Data entries
════════
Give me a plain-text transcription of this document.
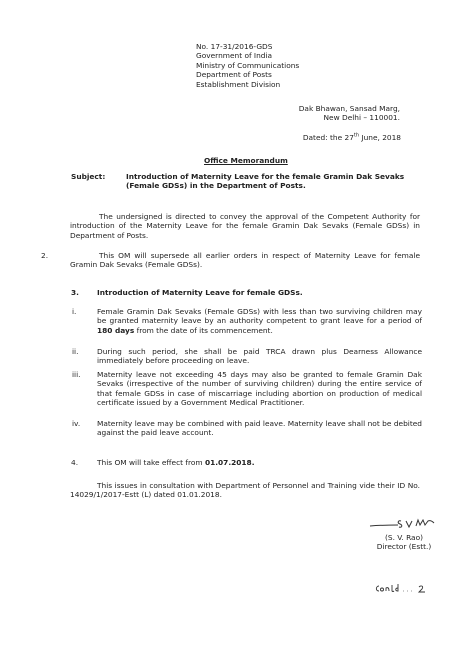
No. 17-31/2016-GDS
Government of India
Ministry of Communications
Department of Posts
Establishment Division
Dak Bhawan, Sansad Marg,
New Delhi – 110001.
Dated: the 27th June, 2018
Office Memorandum
Subject:	Introduction of Maternity Leave for the female Gramin Dak Sevaks (Female GDSs) in the Department of Posts.
The undersigned is directed to convey the approval of the Competent Authority for introduction of the Maternity Leave for the female Gramin Dak Sevaks (Female GDSs) in Department of Posts.
2.	This OM will supersede all earlier orders in respect of Maternity Leave for female Gramin Dak Sevaks (Female GDSs).
3. Introduction of Maternity Leave for female GDSs.
i.	Female Gramin Dak Sevaks (Female GDSs) with less than two surviving children may be granted maternity leave by an authority competent to grant leave for a period of 180 days from the date of its commencement.
ii.	During such period, she shall be paid TRCA drawn plus Dearness Allowance immediately before proceeding on leave.
iii.	Maternity leave not exceeding 45 days may also be granted to female Gramin Dak Sevaks (irrespective of the number of surviving children) during the entire service of that female GDSs in case of miscarriage including abortion on production of medical certificate issued by a Government Medical Practitioner.
iv.	Maternity leave may be combined with paid leave. Maternity leave shall not be debited against the paid leave account.
4.	This OM will take effect from 01.07.2018.
This issues in consultation with Department of Personnel and Training vide their ID No. 14029/1/2017-Estt (L) dated 01.01.2018.
(S. V. Rao)
Director (Estt.)
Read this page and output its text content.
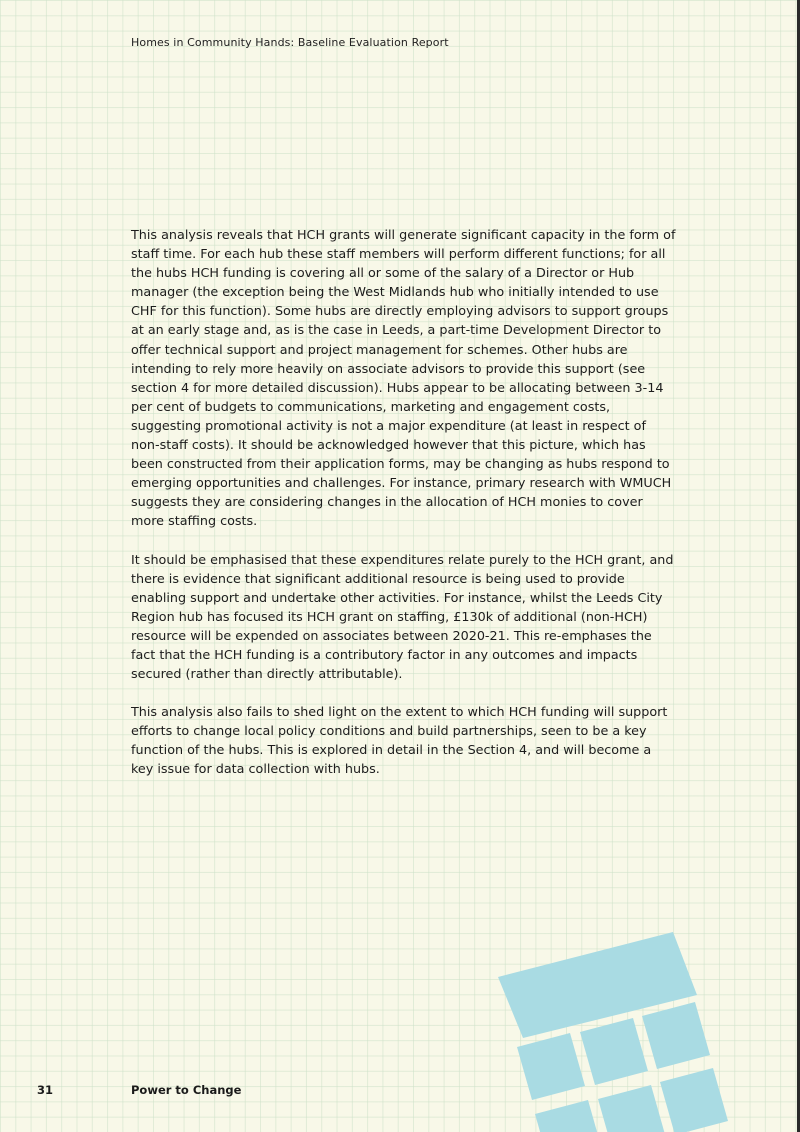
Homes in Community Hands: Baseline Evaluation Report

This analysis reveals that HCH grants will generate significant capacity in the form of staff time. For each hub these staff members will perform different functions; for all the hubs HCH funding is covering all or some of the salary of a Director or Hub manager (the exception being the West Midlands hub who initially intended to use CHF for this function). Some hubs are directly employing advisors to support groups at an early stage and, as is the case in Leeds, a part-time Development Director to offer technical support and project management for schemes. Other hubs are intending to rely more heavily on associate advisors to provide this support (see section 4 for more detailed discussion). Hubs appear to be allocating between 3-14 per cent of budgets to communications, marketing and engagement costs, suggesting promotional activity is not a major expenditure (at least in respect of non-staff costs). It should be acknowledged however that this picture, which has been constructed from their application forms, may be changing as hubs respond to emerging opportunities and challenges. For instance, primary research with WMUCH suggests they are considering changes in the allocation of HCH monies to cover more staffing costs.

It should be emphasised that these expenditures relate purely to the HCH grant, and there is evidence that significant additional resource is being used to provide enabling support and undertake other activities. For instance, whilst the Leeds City Region hub has focused its HCH grant on staffing, £130k of additional (non-HCH) resource will be expended on associates between 2020-21. This re-emphases the fact that the HCH funding is a contributory factor in any outcomes and impacts secured (rather than directly attributable).

This analysis also fails to shed light on the extent to which HCH funding will support efforts to change local policy conditions and build partnerships, seen to be a key function of the hubs. This is explored in detail in the Section 4, and will become a key issue for data collection with hubs.

31	Power to Change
════════
▸ **Brief**:
Skip every picture and transcribe the data above exactly.

▸ **Written response**:
Give me a plain-text transcription of this document.
No. 17-31/2016-GDS
Government of India
Ministry of Communications
Department of Posts
Establishment Division
Dak Bhawan, Sansad Marg,
New Delhi – 110001.
Dated: the 27th June, 2018
Office Memorandum
Subject:	Introduction of Maternity Leave for the female Gramin Dak Sevaks (Female GDSs) in the Department of Posts.
The undersigned is directed to convey the approval of the Competent Authority for introduction of the Maternity Leave for the female Gramin Dak Sevaks (Female GDSs) in Department of Posts.
2.	This OM will supersede all earlier orders in respect of Maternity Leave for female Gramin Dak Sevaks (Female GDSs).
3. Introduction of Maternity Leave for female GDSs.
i.	Female Gramin Dak Sevaks (Female GDSs) with less than two surviving children may be granted maternity leave by an authority competent to grant leave for a period of 180 days from the date of its commencement.
ii.	During such period, she shall be paid TRCA drawn plus Dearness Allowance immediately before proceeding on leave.
iii.	Maternity leave not exceeding 45 days may also be granted to female Gramin Dak Sevaks (irrespective of the number of surviving children) during the entire service of that female GDSs in case of miscarriage including abortion on production of medical certificate issued by a Government Medical Practitioner.
iv.	Maternity leave may be combined with paid leave. Maternity leave shall not be debited against the paid leave account.
4.	This OM will take effect from 01.07.2018.
This issues in consultation with Department of Personnel and Training vide their ID No. 14029/1/2017-Estt (L) dated 01.01.2018.
(S. V. Rao)
Director (Estt.)
Read this page and output its text content.
Homes in Community Hands: Baseline Evaluation Report

This analysis reveals that HCH grants will generate significant capacity in the form of staff time. For each hub these staff members will perform different functions; for all the hubs HCH funding is covering all or some of the salary of a Director or Hub manager (the exception being the West Midlands hub who initially intended to use CHF for this function). Some hubs are directly employing advisors to support groups at an early stage and, as is the case in Leeds, a part-time Development Director to offer technical support and project management for schemes. Other hubs are intending to rely more heavily on associate advisors to provide this support (see section 4 for more detailed discussion). Hubs appear to be allocating between 3-14 per cent of budgets to communications, marketing and engagement costs, suggesting promotional activity is not a major expenditure (at least in respect of non-staff costs). It should be acknowledged however that this picture, which has been constructed from their application forms, may be changing as hubs respond to emerging opportunities and challenges. For instance, primary research with WMUCH suggests they are considering changes in the allocation of HCH monies to cover more staffing costs.

It should be emphasised that these expenditures relate purely to the HCH grant, and there is evidence that significant additional resource is being used to provide enabling support and undertake other activities. For instance, whilst the Leeds City Region hub has focused its HCH grant on staffing, £130k of additional (non-HCH) resource will be expended on associates between 2020-21. This re-emphases the fact that the HCH funding is a contributory factor in any outcomes and impacts secured (rather than directly attributable).

This analysis also fails to shed light on the extent to which HCH funding will support efforts to change local policy conditions and build partnerships, seen to be a key function of the hubs. This is explored in detail in the Section 4, and will become a key issue for data collection with hubs.

31	Power to Change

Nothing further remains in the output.